## Task input:
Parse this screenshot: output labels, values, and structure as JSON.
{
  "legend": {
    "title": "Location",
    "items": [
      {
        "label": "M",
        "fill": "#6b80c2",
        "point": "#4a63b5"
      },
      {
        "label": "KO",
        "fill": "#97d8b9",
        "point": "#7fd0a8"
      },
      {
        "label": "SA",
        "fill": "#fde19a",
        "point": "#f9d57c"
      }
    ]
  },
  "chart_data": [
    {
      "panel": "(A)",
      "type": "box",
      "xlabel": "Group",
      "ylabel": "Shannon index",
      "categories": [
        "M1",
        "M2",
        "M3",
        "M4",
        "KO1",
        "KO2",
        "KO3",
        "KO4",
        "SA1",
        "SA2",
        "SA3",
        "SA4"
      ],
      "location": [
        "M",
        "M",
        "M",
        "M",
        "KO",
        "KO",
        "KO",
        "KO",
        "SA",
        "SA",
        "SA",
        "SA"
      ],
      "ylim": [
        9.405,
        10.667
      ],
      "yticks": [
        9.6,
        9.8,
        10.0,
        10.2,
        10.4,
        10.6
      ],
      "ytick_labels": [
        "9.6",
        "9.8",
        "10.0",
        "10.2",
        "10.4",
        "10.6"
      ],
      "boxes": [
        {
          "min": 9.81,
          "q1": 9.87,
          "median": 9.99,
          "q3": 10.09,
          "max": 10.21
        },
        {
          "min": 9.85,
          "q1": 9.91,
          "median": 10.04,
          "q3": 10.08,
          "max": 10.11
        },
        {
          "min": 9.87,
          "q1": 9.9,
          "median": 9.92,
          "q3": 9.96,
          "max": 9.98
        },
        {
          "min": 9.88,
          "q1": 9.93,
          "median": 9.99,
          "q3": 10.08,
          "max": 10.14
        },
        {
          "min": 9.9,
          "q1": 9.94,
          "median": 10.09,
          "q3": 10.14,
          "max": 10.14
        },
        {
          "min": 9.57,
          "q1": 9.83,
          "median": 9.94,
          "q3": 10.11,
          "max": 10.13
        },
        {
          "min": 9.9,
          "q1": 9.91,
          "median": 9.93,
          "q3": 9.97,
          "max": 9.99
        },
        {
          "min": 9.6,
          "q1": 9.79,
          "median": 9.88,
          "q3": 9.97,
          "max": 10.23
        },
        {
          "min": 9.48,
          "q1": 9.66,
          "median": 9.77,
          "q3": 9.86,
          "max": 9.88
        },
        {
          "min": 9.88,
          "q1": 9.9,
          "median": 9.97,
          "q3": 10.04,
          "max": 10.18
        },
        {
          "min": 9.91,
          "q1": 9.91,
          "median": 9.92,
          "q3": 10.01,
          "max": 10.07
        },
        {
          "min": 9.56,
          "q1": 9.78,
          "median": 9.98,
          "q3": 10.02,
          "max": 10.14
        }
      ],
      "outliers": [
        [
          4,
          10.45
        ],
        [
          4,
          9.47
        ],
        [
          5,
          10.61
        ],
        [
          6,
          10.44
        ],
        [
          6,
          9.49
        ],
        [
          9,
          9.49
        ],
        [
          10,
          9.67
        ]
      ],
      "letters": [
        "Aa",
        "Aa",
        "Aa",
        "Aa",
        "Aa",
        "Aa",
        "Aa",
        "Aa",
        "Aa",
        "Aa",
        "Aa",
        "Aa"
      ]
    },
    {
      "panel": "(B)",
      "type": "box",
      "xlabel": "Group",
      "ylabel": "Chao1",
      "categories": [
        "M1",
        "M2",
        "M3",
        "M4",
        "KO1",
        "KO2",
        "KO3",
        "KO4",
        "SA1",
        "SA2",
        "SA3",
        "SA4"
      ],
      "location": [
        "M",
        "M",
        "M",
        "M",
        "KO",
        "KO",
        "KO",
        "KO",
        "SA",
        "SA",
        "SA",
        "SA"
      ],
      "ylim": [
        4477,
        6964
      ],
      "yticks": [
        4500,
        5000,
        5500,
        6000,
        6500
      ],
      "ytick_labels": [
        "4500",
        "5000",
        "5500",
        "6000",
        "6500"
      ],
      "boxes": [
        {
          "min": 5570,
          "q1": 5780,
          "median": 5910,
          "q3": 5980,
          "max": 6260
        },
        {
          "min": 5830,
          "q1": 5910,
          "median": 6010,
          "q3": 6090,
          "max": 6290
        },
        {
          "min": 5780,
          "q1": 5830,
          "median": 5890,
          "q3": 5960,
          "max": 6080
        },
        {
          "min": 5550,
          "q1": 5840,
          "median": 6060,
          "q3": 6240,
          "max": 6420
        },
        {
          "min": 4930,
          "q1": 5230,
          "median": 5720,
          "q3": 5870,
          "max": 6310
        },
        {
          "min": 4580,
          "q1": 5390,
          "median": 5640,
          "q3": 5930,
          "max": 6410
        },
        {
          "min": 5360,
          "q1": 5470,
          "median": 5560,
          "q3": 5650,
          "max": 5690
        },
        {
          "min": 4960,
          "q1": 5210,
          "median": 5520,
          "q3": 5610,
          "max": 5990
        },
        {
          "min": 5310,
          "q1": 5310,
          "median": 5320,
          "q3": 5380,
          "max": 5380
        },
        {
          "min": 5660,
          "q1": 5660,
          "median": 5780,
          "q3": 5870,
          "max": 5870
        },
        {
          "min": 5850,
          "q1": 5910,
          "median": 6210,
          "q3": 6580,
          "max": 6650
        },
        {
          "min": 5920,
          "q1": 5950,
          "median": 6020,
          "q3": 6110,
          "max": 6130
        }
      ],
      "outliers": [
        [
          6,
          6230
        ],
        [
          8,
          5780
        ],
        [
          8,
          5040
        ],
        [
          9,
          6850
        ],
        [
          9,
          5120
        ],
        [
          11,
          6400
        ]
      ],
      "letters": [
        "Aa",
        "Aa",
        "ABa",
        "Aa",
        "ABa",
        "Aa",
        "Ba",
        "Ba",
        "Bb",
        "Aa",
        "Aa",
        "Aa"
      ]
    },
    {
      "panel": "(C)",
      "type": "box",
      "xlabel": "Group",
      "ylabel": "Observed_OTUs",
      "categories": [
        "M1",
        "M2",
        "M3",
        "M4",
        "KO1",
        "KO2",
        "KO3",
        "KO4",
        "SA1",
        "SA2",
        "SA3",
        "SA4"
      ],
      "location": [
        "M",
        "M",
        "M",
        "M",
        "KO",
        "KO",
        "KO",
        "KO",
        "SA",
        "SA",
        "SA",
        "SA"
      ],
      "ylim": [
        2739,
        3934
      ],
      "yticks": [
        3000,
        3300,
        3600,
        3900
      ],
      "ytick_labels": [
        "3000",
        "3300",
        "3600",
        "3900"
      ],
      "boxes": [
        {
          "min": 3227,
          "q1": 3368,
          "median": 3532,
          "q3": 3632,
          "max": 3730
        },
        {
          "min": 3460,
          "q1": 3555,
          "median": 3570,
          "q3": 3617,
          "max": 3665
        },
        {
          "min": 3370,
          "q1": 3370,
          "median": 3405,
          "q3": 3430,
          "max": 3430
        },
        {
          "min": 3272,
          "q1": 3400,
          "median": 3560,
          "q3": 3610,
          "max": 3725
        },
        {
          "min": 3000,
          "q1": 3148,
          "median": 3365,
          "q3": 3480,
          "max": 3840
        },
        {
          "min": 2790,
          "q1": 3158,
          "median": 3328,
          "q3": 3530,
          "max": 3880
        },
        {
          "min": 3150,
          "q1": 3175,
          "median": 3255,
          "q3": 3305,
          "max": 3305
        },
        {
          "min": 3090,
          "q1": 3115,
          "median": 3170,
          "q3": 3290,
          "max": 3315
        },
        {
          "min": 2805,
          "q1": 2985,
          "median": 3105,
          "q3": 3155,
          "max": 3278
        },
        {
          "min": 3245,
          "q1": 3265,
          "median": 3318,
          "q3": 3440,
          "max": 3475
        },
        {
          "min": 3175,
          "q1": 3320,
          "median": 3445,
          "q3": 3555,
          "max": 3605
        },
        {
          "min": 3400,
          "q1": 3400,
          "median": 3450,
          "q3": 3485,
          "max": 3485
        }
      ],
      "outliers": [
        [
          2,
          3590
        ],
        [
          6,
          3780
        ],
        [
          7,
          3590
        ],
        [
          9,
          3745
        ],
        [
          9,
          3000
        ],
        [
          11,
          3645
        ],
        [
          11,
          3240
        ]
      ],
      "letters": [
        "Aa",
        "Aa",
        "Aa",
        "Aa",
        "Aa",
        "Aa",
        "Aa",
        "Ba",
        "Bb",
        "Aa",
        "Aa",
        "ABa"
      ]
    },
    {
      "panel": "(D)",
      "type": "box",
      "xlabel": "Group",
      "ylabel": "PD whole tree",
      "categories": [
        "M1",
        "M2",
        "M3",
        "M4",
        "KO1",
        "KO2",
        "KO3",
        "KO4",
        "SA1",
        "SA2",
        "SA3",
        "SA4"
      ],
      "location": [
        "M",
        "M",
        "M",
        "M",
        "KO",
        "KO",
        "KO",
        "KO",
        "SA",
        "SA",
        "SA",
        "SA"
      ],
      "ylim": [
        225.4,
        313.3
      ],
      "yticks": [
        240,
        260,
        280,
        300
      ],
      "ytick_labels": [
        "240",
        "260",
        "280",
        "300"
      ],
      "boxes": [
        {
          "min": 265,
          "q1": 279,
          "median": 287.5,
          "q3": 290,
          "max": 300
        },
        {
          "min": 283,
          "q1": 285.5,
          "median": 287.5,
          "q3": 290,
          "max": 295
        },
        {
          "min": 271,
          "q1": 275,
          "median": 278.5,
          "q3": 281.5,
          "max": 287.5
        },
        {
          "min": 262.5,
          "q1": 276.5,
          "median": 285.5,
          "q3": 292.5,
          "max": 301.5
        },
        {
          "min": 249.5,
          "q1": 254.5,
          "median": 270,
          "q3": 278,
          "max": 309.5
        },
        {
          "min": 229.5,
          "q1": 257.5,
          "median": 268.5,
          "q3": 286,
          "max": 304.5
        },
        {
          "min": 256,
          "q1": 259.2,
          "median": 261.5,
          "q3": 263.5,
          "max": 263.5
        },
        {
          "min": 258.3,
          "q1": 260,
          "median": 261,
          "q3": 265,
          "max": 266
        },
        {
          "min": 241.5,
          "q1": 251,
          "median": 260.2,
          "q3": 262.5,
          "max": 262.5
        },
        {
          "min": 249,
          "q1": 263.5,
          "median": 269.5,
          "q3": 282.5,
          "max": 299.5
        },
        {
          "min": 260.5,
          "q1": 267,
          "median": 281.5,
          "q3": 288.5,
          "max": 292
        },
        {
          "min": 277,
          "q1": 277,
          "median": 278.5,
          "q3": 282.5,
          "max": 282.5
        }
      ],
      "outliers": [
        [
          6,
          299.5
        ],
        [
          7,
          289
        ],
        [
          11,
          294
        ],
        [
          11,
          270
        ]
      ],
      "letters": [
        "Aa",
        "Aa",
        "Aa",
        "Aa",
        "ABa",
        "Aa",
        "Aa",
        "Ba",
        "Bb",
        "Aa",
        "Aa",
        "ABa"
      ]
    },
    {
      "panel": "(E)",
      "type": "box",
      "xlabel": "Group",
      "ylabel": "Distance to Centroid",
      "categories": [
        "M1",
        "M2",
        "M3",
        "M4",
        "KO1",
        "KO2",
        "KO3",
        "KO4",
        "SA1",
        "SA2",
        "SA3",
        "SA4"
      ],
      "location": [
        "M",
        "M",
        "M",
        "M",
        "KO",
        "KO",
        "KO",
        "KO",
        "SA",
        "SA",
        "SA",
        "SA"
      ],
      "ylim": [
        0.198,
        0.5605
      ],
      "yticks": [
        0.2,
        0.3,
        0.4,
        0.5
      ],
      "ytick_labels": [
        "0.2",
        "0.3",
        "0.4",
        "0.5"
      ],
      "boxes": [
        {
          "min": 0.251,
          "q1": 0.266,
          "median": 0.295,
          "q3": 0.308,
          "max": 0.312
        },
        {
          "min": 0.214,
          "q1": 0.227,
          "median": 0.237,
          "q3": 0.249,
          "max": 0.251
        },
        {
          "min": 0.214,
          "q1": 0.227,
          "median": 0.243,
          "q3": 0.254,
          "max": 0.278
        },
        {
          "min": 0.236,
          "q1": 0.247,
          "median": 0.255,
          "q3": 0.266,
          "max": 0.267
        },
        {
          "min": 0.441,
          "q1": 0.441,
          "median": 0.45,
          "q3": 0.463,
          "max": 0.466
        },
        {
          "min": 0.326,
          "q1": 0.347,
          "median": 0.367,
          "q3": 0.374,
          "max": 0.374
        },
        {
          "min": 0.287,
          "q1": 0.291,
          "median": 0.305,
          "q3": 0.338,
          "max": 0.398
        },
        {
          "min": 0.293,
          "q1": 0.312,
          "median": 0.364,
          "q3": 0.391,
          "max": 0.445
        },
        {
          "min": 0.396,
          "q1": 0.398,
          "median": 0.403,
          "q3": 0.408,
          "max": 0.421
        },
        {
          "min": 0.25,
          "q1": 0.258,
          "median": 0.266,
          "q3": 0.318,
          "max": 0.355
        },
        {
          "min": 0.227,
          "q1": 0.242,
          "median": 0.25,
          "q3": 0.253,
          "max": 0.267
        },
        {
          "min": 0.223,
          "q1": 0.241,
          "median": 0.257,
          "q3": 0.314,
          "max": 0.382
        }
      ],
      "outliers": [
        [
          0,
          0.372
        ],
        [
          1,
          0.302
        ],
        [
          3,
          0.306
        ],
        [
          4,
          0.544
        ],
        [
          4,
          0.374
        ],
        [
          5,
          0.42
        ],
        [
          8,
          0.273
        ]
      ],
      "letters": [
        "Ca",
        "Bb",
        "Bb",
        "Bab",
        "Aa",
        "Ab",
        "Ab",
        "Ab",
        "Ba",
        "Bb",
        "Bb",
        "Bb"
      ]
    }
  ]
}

## Brief:
Pick out all lines from the data above in which the word "point" appears.

## Correct output:
        "point": "#4a63b5"
        "point": "#7fd0a8"
        "point": "#f9d57c"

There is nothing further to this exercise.